Start of SUPPLIED RECORDS

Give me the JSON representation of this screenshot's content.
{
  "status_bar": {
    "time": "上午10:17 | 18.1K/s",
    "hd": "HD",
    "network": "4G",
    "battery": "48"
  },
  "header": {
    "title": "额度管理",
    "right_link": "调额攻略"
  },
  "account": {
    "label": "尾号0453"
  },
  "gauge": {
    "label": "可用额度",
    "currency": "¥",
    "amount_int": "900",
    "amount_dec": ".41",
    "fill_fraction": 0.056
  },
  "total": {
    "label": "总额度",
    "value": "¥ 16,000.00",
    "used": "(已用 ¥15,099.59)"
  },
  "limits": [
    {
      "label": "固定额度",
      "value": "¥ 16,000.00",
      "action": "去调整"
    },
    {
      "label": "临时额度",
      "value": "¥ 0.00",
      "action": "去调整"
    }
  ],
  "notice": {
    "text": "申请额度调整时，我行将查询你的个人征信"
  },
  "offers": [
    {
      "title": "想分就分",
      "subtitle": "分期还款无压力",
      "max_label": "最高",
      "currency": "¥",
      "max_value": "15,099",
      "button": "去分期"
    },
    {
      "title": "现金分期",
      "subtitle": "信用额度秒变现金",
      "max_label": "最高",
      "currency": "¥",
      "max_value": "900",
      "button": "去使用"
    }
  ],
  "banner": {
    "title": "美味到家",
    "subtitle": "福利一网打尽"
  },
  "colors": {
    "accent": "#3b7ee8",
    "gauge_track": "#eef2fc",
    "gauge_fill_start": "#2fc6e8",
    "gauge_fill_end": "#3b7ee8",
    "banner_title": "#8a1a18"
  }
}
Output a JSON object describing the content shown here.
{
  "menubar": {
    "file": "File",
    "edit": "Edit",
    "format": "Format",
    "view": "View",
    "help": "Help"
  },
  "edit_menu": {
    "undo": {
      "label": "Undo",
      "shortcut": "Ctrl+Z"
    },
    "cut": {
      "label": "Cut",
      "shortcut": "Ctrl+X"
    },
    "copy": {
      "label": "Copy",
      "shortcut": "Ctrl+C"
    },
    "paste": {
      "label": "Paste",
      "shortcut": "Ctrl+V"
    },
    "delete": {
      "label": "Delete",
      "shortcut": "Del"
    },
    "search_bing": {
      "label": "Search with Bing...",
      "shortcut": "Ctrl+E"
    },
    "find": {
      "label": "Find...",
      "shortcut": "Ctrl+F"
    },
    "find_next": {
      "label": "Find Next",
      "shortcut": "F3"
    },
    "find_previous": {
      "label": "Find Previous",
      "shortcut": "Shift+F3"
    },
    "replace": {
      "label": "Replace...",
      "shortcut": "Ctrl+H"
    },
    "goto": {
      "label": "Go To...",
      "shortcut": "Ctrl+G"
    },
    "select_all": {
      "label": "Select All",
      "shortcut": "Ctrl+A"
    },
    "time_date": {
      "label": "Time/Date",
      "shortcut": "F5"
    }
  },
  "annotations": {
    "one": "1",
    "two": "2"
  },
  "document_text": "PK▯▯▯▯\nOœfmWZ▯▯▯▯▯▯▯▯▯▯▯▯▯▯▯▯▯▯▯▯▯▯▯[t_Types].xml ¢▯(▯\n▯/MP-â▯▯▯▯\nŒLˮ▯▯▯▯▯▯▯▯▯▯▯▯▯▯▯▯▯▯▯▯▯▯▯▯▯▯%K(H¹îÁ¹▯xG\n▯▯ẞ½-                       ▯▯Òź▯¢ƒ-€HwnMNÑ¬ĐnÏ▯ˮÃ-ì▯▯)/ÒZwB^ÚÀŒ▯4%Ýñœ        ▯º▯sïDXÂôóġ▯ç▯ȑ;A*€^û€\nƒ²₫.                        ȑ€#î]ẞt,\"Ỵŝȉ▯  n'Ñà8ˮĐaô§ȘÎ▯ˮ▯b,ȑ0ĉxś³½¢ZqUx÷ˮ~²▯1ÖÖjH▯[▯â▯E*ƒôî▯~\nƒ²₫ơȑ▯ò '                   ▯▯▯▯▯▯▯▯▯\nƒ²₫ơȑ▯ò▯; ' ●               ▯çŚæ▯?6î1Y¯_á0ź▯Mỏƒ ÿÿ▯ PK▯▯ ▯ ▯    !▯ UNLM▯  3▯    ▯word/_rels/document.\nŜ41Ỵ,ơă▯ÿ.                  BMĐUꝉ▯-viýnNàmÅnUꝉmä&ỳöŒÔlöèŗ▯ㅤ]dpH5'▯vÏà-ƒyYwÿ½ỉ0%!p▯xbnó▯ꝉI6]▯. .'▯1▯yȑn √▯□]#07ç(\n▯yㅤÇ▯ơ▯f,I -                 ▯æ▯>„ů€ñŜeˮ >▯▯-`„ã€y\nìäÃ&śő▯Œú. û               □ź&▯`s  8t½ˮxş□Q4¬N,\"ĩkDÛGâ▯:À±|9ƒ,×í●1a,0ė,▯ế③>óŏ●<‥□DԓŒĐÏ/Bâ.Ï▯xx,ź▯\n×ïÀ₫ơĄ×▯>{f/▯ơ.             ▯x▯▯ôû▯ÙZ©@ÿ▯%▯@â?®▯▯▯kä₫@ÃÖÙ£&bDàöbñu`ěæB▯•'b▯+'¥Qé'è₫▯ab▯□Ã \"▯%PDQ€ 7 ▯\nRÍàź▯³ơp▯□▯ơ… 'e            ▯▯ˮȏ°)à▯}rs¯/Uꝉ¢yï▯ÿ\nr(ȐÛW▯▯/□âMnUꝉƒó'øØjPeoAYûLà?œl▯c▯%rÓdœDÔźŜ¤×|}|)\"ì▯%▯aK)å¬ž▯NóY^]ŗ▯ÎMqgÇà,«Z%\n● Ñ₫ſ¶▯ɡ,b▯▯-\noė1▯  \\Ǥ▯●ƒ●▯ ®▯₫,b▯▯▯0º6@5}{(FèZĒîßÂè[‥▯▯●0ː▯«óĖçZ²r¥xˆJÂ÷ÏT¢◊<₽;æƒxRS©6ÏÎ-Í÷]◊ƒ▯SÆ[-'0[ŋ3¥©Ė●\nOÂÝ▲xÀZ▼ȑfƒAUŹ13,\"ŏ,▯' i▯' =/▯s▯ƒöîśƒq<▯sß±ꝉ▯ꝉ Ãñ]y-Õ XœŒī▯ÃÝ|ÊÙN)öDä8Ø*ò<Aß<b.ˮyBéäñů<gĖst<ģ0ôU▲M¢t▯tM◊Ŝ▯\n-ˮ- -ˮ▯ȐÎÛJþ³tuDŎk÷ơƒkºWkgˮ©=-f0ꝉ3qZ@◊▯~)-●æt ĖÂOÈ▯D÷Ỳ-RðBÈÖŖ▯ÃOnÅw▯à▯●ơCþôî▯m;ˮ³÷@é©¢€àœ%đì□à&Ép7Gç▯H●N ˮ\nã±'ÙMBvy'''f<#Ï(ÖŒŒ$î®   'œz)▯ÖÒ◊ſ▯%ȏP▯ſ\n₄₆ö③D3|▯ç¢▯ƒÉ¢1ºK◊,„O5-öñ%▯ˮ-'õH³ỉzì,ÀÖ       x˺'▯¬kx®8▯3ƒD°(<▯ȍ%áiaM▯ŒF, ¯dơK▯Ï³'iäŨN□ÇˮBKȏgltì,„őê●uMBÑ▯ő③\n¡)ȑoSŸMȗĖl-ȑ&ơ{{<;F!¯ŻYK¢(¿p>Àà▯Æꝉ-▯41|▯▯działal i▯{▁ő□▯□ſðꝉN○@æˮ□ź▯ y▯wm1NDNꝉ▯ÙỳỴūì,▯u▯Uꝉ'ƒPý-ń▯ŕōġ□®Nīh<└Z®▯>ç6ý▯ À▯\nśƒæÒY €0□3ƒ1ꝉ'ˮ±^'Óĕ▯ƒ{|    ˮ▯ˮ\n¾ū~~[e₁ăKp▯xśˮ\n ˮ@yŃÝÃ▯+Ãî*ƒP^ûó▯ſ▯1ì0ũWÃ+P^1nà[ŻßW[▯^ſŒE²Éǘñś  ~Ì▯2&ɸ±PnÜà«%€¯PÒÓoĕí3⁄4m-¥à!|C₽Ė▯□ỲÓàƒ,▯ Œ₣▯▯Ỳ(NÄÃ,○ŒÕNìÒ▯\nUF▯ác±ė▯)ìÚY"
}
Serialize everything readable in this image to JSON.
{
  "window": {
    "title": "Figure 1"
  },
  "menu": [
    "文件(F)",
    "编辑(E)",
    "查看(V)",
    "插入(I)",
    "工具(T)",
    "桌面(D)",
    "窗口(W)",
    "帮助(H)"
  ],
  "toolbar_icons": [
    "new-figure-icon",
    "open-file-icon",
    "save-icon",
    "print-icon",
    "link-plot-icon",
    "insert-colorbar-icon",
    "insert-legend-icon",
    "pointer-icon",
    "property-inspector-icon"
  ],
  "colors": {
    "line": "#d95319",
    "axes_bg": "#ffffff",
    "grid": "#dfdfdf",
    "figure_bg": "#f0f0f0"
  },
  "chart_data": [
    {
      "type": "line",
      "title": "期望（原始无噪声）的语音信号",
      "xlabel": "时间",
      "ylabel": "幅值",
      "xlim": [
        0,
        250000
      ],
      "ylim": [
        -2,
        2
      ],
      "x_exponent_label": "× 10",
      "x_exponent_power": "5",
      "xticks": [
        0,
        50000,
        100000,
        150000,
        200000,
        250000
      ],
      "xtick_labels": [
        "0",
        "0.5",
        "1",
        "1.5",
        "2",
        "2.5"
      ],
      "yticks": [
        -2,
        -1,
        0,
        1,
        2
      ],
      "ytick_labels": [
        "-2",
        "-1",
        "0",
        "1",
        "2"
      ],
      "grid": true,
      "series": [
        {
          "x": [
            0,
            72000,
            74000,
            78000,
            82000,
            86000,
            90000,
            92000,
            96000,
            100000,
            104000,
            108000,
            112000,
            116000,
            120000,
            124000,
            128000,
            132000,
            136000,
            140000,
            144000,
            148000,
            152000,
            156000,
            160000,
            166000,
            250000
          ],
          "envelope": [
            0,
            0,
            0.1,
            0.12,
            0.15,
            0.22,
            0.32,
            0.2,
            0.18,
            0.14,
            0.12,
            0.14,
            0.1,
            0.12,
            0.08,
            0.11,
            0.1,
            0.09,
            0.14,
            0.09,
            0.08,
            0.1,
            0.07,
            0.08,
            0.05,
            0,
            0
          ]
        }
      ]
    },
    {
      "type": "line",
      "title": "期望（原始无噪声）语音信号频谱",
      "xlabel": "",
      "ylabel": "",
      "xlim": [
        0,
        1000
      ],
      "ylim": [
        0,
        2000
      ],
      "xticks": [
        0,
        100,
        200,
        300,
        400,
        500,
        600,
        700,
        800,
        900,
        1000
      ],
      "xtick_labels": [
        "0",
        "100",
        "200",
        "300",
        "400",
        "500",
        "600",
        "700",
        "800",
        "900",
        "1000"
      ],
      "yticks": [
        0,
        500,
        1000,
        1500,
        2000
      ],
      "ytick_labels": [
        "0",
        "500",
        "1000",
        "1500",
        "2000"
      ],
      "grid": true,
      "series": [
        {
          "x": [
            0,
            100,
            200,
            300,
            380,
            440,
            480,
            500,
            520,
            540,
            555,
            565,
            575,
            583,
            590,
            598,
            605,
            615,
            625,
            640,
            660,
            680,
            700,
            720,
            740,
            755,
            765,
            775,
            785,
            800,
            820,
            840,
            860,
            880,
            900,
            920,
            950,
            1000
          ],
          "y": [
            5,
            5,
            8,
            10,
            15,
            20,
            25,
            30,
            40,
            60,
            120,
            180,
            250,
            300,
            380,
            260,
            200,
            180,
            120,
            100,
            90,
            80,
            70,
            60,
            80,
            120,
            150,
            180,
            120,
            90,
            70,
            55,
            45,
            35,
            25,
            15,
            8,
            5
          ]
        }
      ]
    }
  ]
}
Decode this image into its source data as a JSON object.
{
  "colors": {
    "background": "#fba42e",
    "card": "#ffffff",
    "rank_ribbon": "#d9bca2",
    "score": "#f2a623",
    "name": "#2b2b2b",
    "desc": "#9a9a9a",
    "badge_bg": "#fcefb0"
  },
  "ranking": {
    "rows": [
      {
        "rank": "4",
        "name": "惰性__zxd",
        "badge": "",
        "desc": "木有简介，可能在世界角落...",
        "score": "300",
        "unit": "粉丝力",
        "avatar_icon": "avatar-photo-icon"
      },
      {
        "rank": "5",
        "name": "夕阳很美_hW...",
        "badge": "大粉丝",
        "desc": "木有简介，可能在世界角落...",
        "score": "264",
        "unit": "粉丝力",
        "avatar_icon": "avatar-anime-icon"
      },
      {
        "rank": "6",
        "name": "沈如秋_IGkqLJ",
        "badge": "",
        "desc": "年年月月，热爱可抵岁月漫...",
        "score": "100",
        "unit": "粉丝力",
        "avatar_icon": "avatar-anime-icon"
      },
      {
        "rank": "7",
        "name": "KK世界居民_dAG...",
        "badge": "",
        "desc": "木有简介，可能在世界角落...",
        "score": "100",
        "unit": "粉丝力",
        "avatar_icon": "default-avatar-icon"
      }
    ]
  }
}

End of SUPPLIED RECORDS

■ INSTRUCTION ■
Which lines of the material contain the string "avatar"? List each of them.

■ COMPLETE RESPONSE ■
        "avatar_icon": "avatar-photo-icon"
        "avatar_icon": "avatar-anime-icon"
        "avatar_icon": "avatar-anime-icon"
        "avatar_icon": "default-avatar-icon"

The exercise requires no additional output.